## SHORT PROBLEM
Return each line holding the string "name".

>> Begin

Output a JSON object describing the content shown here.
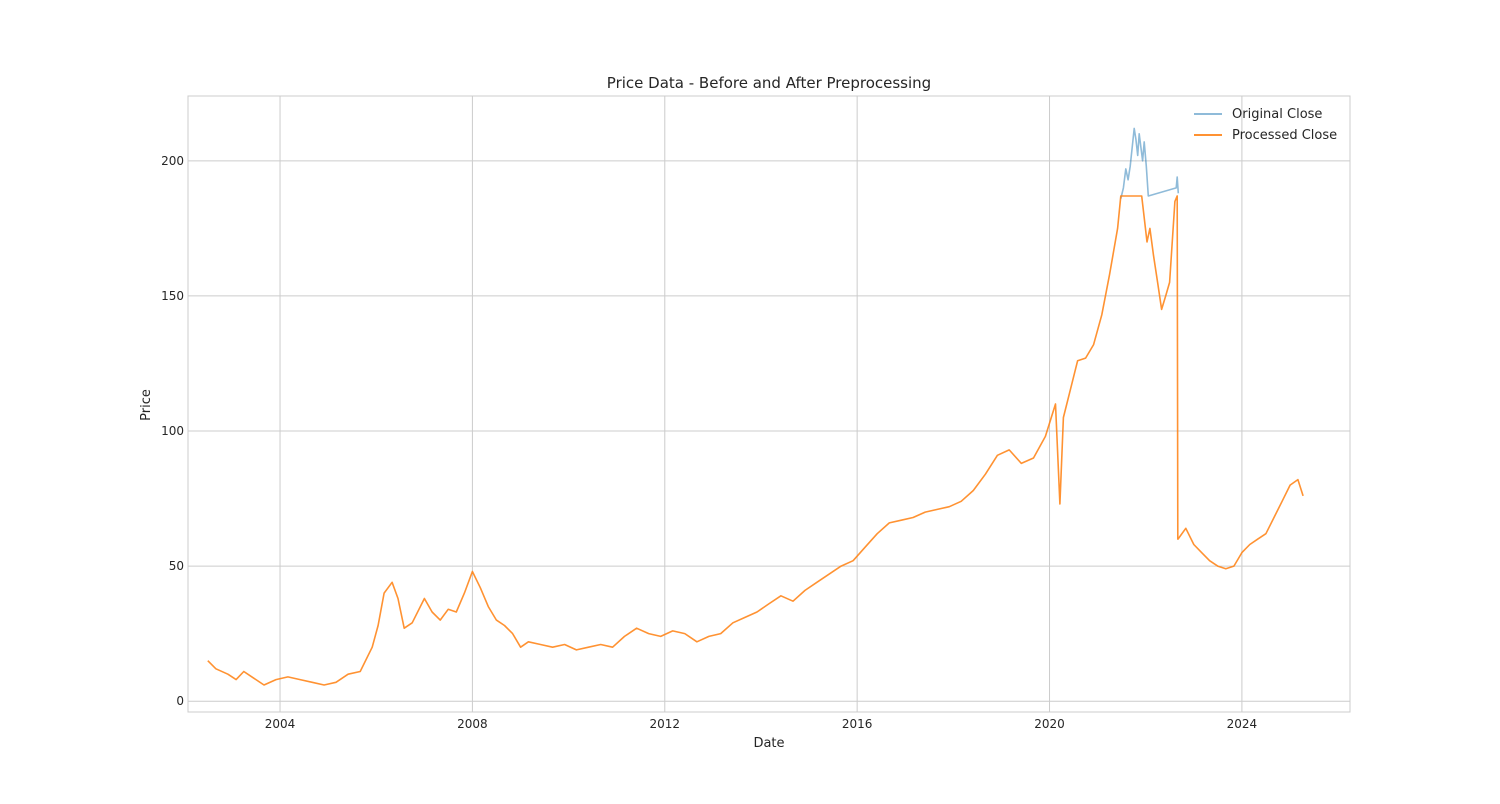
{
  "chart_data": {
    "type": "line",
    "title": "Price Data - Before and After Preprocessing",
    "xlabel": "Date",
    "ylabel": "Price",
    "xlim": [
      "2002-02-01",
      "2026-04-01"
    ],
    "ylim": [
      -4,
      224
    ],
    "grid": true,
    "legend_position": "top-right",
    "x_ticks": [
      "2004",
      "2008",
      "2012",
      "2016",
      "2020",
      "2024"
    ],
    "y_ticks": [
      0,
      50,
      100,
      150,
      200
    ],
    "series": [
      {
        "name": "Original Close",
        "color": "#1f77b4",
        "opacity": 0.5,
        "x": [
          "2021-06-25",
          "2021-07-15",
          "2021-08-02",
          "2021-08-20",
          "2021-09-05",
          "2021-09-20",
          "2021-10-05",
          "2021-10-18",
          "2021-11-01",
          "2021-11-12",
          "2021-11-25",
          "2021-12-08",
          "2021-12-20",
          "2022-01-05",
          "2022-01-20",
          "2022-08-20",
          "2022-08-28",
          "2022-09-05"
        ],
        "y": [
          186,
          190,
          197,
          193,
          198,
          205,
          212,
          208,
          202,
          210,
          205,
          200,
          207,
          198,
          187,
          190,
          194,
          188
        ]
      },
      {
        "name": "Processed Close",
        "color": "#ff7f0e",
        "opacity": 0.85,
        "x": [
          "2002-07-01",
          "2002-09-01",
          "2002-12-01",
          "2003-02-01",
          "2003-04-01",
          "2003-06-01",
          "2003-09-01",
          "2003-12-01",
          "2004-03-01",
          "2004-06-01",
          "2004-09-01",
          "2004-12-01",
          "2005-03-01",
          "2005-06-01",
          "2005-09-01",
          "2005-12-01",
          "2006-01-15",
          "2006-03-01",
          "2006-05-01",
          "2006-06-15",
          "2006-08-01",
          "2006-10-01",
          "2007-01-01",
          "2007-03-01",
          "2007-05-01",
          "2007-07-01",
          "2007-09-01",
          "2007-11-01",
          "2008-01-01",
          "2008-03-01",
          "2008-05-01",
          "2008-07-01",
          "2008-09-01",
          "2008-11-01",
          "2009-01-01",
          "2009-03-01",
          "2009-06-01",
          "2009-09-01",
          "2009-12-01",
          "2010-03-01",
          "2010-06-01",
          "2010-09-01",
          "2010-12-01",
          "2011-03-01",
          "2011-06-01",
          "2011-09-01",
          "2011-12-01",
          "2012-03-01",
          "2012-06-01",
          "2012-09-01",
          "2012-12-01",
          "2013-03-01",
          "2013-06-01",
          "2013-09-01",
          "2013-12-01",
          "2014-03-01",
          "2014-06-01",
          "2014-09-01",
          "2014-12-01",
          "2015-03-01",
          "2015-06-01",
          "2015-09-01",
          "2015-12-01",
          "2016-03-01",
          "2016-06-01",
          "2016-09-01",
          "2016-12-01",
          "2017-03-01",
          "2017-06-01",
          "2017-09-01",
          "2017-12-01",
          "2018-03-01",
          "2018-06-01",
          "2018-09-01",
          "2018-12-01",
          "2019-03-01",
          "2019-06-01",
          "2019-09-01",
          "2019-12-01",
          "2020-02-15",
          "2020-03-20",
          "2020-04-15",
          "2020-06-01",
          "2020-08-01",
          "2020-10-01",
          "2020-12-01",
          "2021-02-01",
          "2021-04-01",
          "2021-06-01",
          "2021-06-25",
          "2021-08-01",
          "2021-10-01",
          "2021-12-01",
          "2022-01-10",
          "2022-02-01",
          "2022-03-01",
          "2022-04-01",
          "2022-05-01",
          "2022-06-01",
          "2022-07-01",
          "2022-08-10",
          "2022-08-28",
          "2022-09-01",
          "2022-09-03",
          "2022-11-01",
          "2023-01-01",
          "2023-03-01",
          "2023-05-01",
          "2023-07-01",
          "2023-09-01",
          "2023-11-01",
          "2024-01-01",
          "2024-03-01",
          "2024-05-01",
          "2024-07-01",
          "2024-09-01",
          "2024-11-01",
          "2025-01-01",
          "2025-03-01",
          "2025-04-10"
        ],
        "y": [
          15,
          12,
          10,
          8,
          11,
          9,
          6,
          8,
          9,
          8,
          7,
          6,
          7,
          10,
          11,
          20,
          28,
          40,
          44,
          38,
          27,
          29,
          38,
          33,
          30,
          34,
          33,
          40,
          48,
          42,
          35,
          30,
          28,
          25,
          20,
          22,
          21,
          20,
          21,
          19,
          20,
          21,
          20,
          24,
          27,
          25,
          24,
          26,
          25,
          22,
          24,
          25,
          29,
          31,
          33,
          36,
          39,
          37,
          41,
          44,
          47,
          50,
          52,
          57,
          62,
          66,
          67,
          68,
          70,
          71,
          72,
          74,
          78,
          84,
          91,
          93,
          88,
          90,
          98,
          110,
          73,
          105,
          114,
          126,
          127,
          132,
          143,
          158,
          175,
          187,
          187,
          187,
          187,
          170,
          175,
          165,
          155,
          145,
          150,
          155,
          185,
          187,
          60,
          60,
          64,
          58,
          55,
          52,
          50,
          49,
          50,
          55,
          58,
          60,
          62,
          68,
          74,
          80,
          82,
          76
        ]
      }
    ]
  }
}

>> End
>> Begin

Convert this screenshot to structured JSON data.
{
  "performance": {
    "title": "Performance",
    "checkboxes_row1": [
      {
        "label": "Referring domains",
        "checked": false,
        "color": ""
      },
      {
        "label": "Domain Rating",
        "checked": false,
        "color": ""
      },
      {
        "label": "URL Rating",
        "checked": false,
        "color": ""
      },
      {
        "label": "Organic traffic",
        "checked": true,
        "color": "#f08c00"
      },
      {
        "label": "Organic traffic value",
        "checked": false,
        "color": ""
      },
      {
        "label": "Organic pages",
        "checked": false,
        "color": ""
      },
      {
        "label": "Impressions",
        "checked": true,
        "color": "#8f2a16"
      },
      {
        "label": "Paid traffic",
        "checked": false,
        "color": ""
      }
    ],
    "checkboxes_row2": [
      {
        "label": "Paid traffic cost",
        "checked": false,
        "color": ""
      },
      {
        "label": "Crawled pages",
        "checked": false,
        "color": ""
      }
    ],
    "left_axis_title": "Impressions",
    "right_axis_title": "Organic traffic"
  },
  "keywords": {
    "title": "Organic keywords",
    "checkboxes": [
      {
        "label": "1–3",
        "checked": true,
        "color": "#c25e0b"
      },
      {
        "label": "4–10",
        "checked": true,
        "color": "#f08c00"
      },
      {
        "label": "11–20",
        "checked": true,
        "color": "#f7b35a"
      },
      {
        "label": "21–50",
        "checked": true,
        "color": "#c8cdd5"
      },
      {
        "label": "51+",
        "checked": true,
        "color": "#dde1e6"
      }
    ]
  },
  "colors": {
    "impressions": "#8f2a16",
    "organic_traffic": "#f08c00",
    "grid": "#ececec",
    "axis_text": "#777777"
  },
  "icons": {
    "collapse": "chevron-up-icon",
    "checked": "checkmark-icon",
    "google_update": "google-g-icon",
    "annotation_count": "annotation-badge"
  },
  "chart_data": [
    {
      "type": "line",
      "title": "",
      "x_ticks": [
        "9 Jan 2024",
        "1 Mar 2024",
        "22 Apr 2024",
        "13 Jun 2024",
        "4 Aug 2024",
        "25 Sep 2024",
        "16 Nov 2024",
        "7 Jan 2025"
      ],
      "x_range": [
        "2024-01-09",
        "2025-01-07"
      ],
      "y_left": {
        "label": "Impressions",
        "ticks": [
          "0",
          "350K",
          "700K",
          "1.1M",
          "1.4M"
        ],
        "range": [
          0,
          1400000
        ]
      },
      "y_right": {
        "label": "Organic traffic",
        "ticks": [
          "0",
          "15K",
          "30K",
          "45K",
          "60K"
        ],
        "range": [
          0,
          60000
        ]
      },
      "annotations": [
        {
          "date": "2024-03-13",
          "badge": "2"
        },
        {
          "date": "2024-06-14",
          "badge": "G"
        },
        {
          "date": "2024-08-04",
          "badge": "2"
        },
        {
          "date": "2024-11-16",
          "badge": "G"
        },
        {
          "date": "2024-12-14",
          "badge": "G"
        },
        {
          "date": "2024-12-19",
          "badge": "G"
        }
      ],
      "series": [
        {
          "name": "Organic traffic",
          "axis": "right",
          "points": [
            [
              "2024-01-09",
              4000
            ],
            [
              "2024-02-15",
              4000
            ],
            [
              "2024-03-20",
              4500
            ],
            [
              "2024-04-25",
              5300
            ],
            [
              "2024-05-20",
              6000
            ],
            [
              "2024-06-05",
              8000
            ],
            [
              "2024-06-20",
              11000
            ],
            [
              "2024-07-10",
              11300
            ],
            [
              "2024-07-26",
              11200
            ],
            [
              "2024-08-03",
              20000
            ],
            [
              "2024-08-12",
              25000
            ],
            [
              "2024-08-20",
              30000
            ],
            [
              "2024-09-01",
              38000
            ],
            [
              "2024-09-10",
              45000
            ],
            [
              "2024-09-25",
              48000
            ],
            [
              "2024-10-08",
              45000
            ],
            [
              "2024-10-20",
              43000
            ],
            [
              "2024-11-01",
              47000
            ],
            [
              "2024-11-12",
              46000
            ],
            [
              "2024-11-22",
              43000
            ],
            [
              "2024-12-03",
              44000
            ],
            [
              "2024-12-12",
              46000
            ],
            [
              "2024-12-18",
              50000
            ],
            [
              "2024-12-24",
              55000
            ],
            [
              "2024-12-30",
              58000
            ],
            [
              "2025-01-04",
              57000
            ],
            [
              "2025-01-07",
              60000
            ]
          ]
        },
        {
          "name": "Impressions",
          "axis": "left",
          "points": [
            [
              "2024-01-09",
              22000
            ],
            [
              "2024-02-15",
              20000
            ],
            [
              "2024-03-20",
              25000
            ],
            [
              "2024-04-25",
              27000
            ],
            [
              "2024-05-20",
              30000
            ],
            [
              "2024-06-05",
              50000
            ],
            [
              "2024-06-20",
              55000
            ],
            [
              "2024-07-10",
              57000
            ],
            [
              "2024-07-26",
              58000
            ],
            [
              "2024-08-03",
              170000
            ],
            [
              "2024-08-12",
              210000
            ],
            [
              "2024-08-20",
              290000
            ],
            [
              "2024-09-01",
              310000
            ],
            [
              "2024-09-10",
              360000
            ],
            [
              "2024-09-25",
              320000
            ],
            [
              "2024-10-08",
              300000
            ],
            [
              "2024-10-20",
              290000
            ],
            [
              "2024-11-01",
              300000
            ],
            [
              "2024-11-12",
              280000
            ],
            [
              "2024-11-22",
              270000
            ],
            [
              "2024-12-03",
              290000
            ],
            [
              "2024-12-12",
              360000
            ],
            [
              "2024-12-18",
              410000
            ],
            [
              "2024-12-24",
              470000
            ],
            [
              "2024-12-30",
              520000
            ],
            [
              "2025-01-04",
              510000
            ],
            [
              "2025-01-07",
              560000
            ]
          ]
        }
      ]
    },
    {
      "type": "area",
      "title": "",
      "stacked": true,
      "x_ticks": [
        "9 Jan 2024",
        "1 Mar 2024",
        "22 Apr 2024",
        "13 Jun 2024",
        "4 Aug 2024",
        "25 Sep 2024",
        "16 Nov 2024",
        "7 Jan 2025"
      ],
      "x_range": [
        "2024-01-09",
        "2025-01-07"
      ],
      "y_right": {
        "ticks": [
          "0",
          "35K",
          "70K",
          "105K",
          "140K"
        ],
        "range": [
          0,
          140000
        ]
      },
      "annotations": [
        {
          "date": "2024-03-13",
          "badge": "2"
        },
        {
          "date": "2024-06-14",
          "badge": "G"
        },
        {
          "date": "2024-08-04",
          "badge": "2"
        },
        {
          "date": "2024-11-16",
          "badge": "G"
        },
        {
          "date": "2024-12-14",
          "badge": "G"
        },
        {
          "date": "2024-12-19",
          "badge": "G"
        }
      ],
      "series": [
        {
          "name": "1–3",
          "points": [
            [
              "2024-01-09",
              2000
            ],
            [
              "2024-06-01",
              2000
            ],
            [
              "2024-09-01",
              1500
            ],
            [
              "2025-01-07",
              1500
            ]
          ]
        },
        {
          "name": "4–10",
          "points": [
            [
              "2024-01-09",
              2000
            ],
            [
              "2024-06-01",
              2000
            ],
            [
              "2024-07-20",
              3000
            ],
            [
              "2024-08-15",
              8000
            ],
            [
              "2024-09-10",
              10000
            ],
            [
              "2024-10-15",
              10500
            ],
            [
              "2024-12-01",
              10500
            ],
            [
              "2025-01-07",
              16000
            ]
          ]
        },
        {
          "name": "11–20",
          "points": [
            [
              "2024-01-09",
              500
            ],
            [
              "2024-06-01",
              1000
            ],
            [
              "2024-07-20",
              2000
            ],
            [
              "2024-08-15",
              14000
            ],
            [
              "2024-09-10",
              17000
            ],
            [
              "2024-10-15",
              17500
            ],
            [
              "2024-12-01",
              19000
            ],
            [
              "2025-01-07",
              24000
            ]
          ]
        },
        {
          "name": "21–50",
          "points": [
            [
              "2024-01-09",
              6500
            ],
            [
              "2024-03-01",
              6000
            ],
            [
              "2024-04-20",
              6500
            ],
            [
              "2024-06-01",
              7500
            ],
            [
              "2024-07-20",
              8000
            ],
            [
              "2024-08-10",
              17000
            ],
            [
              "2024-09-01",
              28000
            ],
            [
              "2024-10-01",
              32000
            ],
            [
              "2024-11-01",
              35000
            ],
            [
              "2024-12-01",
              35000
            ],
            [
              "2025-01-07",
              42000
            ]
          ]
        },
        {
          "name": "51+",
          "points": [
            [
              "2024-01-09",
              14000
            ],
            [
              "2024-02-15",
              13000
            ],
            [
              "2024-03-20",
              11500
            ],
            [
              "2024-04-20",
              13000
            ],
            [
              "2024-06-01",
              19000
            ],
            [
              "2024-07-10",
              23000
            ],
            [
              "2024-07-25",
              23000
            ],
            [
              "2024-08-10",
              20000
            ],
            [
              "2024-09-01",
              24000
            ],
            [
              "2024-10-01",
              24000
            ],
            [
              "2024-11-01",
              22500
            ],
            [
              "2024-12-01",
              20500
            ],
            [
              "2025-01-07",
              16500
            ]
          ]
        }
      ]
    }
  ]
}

>> End

## SOLUTION FOR THIS PROBLEM
        "name": "Original Close",
        "name": "Processed Close",
          "name": "Organic traffic",
          "name": "Impressions",
          "name": "1–3",
          "name": "4–10",
          "name": "11–20",
          "name": "21–50",
          "name": "51+",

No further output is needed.